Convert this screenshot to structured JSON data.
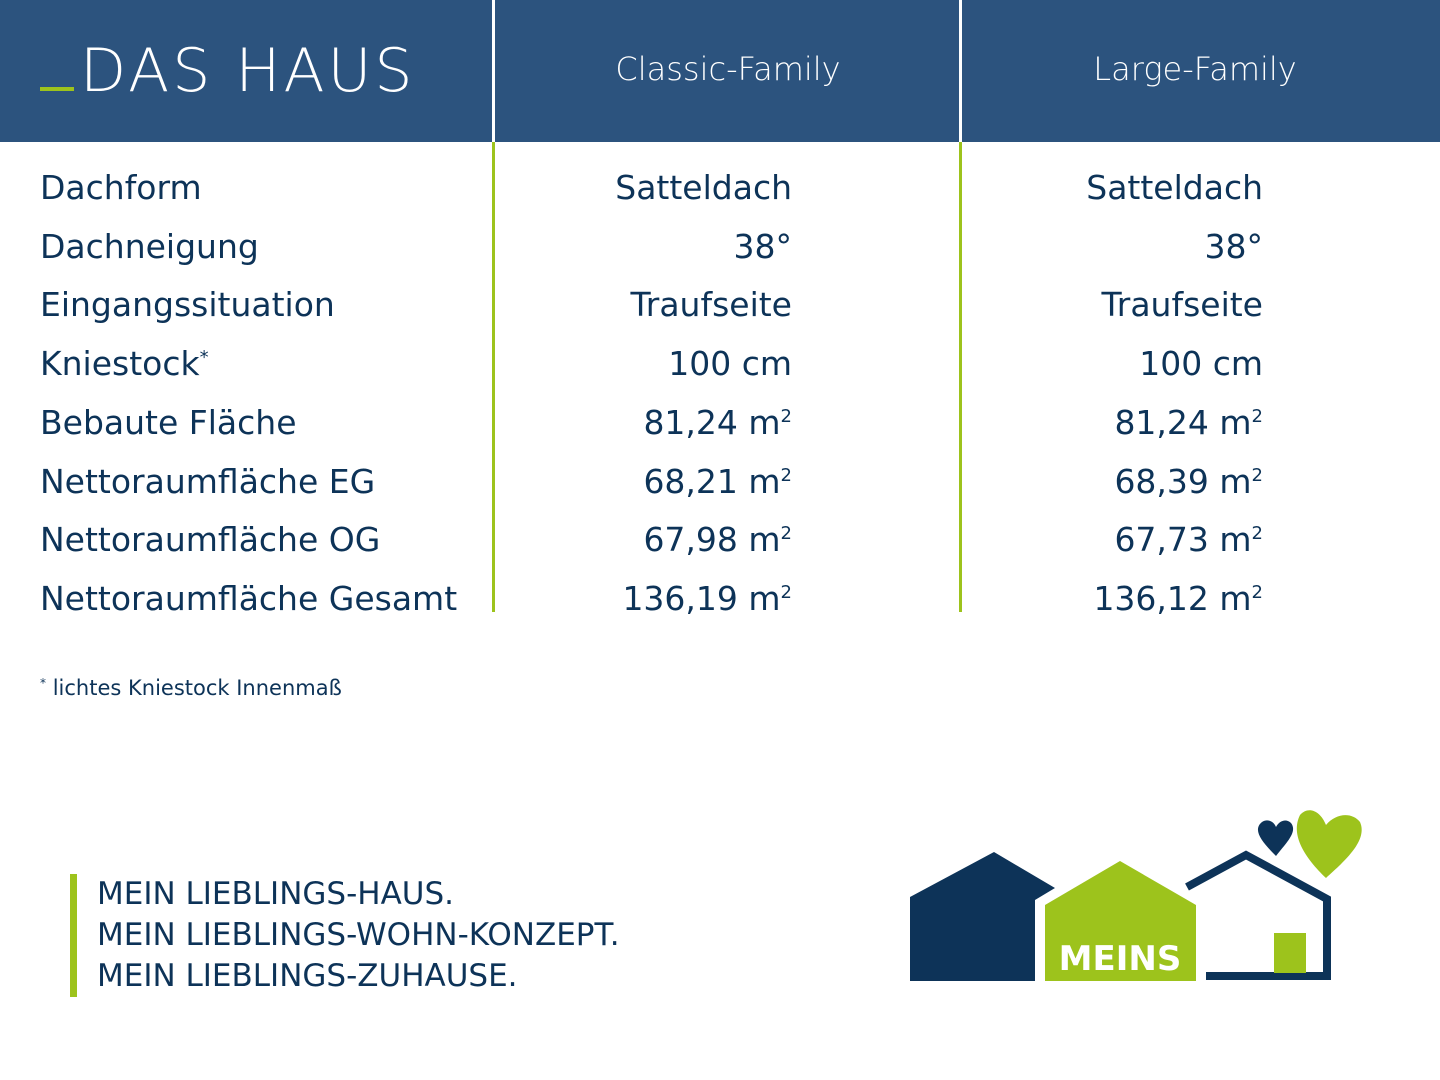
{
  "header": {
    "title": "DAS HAUS",
    "columns": [
      "Classic-Family",
      "Large-Family"
    ]
  },
  "rows": [
    {
      "label": "Dachform",
      "sup": "",
      "classic": "Satteldach",
      "classic_sup": "",
      "large": "Satteldach",
      "large_sup": ""
    },
    {
      "label": "Dachneigung",
      "sup": "",
      "classic": "38°",
      "classic_sup": "",
      "large": "38°",
      "large_sup": ""
    },
    {
      "label": "Eingangssituation",
      "sup": "",
      "classic": "Traufseite",
      "classic_sup": "",
      "large": "Traufseite",
      "large_sup": ""
    },
    {
      "label": "Kniestock",
      "sup": "*",
      "classic": "100 cm",
      "classic_sup": "",
      "large": "100 cm",
      "large_sup": ""
    },
    {
      "label": "Bebaute Fläche",
      "sup": "",
      "classic": "81,24 m",
      "classic_sup": "2",
      "large": "81,24 m",
      "large_sup": "2"
    },
    {
      "label": "Nettoraumfläche EG",
      "sup": "",
      "classic": "68,21 m",
      "classic_sup": "2",
      "large": "68,39 m",
      "large_sup": "2"
    },
    {
      "label": "Nettoraumfläche OG",
      "sup": "",
      "classic": "67,98 m",
      "classic_sup": "2",
      "large": "67,73 m",
      "large_sup": "2"
    },
    {
      "label": "Nettoraumfläche Gesamt",
      "sup": "",
      "classic": "136,19 m",
      "classic_sup": "2",
      "large": "136,12 m",
      "large_sup": "2"
    }
  ],
  "footnote": {
    "mark": "*",
    "text": "lichtes Kniestock Innenmaß"
  },
  "slogan": [
    "MEIN LIEBLINGS-HAUS.",
    "MEIN LIEBLINGS-WOHN-KONZEPT.",
    "MEIN LIEBLINGS-ZUHAUSE."
  ],
  "logo": {
    "text": "MEINS"
  },
  "colors": {
    "header": "#2c537e",
    "navy": "#0d3358",
    "green": "#9dc31c"
  }
}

· · · ·

**Objective**:
Find every line that has "Kniestock" in it, then return those lines.

**Finished answer**:
      "label": "Kniestock",
    "text": "lichtes Kniestock Innenmaß"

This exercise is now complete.